Brief =
Copy out all the lines in the records that include the word "level".

[Dataset listings of figures]

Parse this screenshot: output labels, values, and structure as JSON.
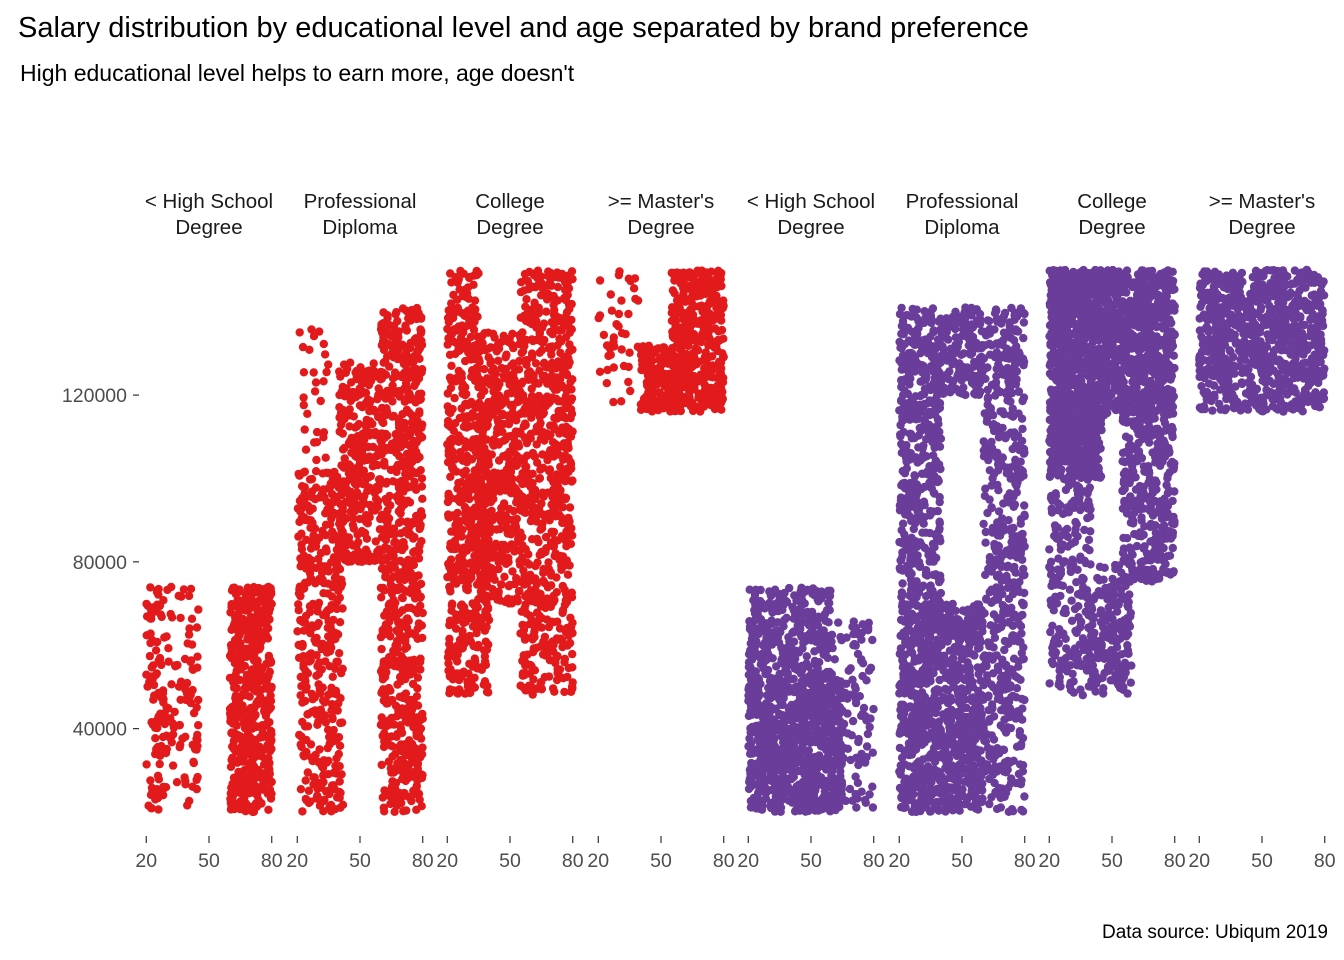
{
  "chart_data": {
    "type": "scatter",
    "title": "Salary distribution by educational level and age separated by brand preference",
    "subtitle": "High educational level helps to earn more, age doesn't",
    "caption": "Data source: Ubiqum 2019",
    "xlabel": "",
    "ylabel": "",
    "x_ticks": [
      20,
      50,
      80
    ],
    "x_range": [
      17,
      83
    ],
    "y_ticks": [
      40000,
      80000,
      120000
    ],
    "y_range": [
      20000,
      150000
    ],
    "grid": false,
    "legend": "none",
    "point_style": "jittered dense scatter",
    "colors": {
      "first_group": "#e31a1c",
      "second_group": "#6a3d9a"
    },
    "panels": [
      {
        "label_line1": "< High School",
        "label_line2": "Degree",
        "color": "#e31a1c",
        "age_range": [
          20,
          80
        ],
        "regions": [
          {
            "x": [
              20,
              30
            ],
            "y": [
              20000,
              74000
            ],
            "weight": 0.45
          },
          {
            "x": [
              60,
              80
            ],
            "y": [
              20000,
              74000
            ],
            "weight": 2.2
          },
          {
            "x": [
              30,
              45
            ],
            "y": [
              20000,
              74000
            ],
            "weight": 0.35
          }
        ]
      },
      {
        "label_line1": "Professional",
        "label_line2": "Diploma",
        "color": "#e31a1c",
        "age_range": [
          20,
          80
        ],
        "regions": [
          {
            "x": [
              20,
              42
            ],
            "y": [
              20000,
              102000
            ],
            "weight": 1.8
          },
          {
            "x": [
              20,
              35
            ],
            "y": [
              102000,
              138000
            ],
            "weight": 0.12
          },
          {
            "x": [
              40,
              60
            ],
            "y": [
              80000,
              128000
            ],
            "weight": 1.3
          },
          {
            "x": [
              60,
              80
            ],
            "y": [
              20000,
              141000
            ],
            "weight": 3.2
          }
        ]
      },
      {
        "label_line1": "College",
        "label_line2": "Degree",
        "color": "#e31a1c",
        "age_range": [
          20,
          80
        ],
        "regions": [
          {
            "x": [
              20,
              40
            ],
            "y": [
              48000,
              118000
            ],
            "weight": 1.8
          },
          {
            "x": [
              20,
              35
            ],
            "y": [
              118000,
              150000
            ],
            "weight": 0.5
          },
          {
            "x": [
              35,
              55
            ],
            "y": [
              70000,
              135000
            ],
            "weight": 1.7
          },
          {
            "x": [
              55,
              80
            ],
            "y": [
              48000,
              150000
            ],
            "weight": 3.0
          }
        ]
      },
      {
        "label_line1": ">= Master's",
        "label_line2": "Degree",
        "color": "#e31a1c",
        "age_range": [
          20,
          80
        ],
        "regions": [
          {
            "x": [
              20,
              40
            ],
            "y": [
              118000,
              150000
            ],
            "weight": 0.18
          },
          {
            "x": [
              40,
              60
            ],
            "y": [
              116000,
              132000
            ],
            "weight": 0.9
          },
          {
            "x": [
              55,
              80
            ],
            "y": [
              116000,
              150000
            ],
            "weight": 1.6
          }
        ]
      },
      {
        "label_line1": "< High School",
        "label_line2": "Degree",
        "color": "#6a3d9a",
        "age_range": [
          20,
          80
        ],
        "regions": [
          {
            "x": [
              20,
              65
            ],
            "y": [
              20000,
              52000
            ],
            "weight": 3.5
          },
          {
            "x": [
              20,
              60
            ],
            "y": [
              52000,
              74000
            ],
            "weight": 1.3
          },
          {
            "x": [
              60,
              80
            ],
            "y": [
              20000,
              66000
            ],
            "weight": 0.5
          }
        ]
      },
      {
        "label_line1": "Professional",
        "label_line2": "Diploma",
        "color": "#6a3d9a",
        "age_range": [
          20,
          80
        ],
        "regions": [
          {
            "x": [
              20,
              60
            ],
            "y": [
              20000,
              70000
            ],
            "weight": 4.2
          },
          {
            "x": [
              20,
              40
            ],
            "y": [
              70000,
              141000
            ],
            "weight": 2.0
          },
          {
            "x": [
              40,
              60
            ],
            "y": [
              120000,
              141000
            ],
            "weight": 0.7
          },
          {
            "x": [
              60,
              80
            ],
            "y": [
              20000,
              141000
            ],
            "weight": 2.4
          }
        ]
      },
      {
        "label_line1": "College",
        "label_line2": "Degree",
        "color": "#6a3d9a",
        "age_range": [
          20,
          80
        ],
        "regions": [
          {
            "x": [
              20,
              45
            ],
            "y": [
              100000,
              150000
            ],
            "weight": 4.0
          },
          {
            "x": [
              20,
              40
            ],
            "y": [
              48000,
              100000
            ],
            "weight": 0.9
          },
          {
            "x": [
              45,
              80
            ],
            "y": [
              115000,
              150000
            ],
            "weight": 3.2
          },
          {
            "x": [
              55,
              80
            ],
            "y": [
              75000,
              115000
            ],
            "weight": 1.4
          },
          {
            "x": [
              40,
              60
            ],
            "y": [
              48000,
              80000
            ],
            "weight": 0.8
          }
        ]
      },
      {
        "label_line1": ">= Master's",
        "label_line2": "Degree",
        "color": "#6a3d9a",
        "age_range": [
          20,
          80
        ],
        "regions": [
          {
            "x": [
              20,
              80
            ],
            "y": [
              125000,
              150000
            ],
            "weight": 3.0
          },
          {
            "x": [
              20,
              80
            ],
            "y": [
              116000,
              125000
            ],
            "weight": 0.8
          }
        ]
      }
    ]
  }
}
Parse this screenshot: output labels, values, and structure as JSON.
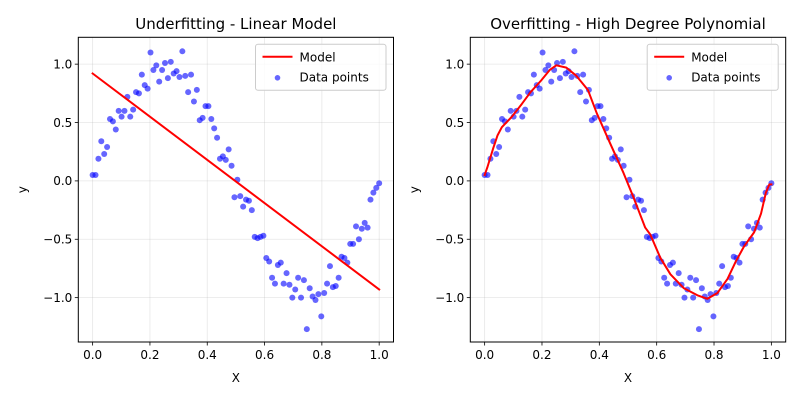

Task solution =
    "title": "Salary distribution by educational level and age separated by brand preference",
    "subtitle": "High educational level helps to earn more, age doesn't",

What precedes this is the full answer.